## Exercise objective
Search the material below for the word "Administrator". Copy every line that has it.

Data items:
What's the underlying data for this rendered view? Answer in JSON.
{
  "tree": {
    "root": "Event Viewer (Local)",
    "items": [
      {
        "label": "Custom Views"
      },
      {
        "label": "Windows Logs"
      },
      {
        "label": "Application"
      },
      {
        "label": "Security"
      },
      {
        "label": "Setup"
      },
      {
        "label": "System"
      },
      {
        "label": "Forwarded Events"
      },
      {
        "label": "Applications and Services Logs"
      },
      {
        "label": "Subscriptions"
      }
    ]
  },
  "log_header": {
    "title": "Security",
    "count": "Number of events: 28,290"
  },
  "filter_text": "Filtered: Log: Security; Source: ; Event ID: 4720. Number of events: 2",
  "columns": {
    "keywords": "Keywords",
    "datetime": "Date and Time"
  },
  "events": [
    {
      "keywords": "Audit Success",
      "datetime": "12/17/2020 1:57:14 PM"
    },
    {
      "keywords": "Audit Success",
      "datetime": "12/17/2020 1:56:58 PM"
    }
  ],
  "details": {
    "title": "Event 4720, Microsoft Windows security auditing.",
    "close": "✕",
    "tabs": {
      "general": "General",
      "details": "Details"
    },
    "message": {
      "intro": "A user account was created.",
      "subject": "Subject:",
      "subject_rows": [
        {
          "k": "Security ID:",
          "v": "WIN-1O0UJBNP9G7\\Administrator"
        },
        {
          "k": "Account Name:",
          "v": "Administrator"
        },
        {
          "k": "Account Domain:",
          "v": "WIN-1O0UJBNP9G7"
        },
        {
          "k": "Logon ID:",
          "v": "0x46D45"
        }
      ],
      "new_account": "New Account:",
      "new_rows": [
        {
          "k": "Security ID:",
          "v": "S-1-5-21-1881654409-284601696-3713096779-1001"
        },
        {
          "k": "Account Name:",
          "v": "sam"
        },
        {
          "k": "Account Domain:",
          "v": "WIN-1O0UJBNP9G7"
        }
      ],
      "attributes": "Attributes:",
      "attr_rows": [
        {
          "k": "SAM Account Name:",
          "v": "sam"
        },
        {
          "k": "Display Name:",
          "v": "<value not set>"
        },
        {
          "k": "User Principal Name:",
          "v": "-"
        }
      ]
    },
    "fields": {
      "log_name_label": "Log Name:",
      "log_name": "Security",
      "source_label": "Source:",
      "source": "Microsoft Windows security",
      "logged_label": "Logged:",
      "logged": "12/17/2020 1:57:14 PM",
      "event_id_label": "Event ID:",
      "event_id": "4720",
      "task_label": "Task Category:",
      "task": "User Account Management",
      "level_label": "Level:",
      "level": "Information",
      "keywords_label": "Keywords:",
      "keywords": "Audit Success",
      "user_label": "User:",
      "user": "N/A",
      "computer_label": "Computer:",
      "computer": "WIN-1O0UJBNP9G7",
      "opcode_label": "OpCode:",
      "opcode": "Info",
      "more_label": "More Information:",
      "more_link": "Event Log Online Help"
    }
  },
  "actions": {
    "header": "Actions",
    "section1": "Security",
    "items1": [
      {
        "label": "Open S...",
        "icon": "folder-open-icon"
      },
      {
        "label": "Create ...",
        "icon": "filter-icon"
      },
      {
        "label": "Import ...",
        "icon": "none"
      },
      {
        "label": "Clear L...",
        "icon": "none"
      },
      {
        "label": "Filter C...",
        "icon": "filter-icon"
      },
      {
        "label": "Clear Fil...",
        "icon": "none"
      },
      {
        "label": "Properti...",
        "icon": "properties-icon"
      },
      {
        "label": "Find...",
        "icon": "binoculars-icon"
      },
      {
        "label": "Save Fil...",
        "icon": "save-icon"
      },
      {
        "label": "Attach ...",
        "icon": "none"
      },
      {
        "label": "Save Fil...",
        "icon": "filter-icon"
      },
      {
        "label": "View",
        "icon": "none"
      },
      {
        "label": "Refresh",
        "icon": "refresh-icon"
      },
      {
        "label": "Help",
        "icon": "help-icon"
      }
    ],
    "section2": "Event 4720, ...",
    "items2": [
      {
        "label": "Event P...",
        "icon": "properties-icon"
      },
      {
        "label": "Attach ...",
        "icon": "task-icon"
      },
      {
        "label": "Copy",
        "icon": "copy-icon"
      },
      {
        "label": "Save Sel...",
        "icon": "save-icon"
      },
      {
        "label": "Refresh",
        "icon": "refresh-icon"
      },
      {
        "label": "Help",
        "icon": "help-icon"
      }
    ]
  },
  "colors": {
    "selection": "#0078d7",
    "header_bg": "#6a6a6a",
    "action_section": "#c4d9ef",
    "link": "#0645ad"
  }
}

## Exercise answer
          "v": "WIN-1O0UJBNP9G7\\Administrator"
          "v": "Administrator"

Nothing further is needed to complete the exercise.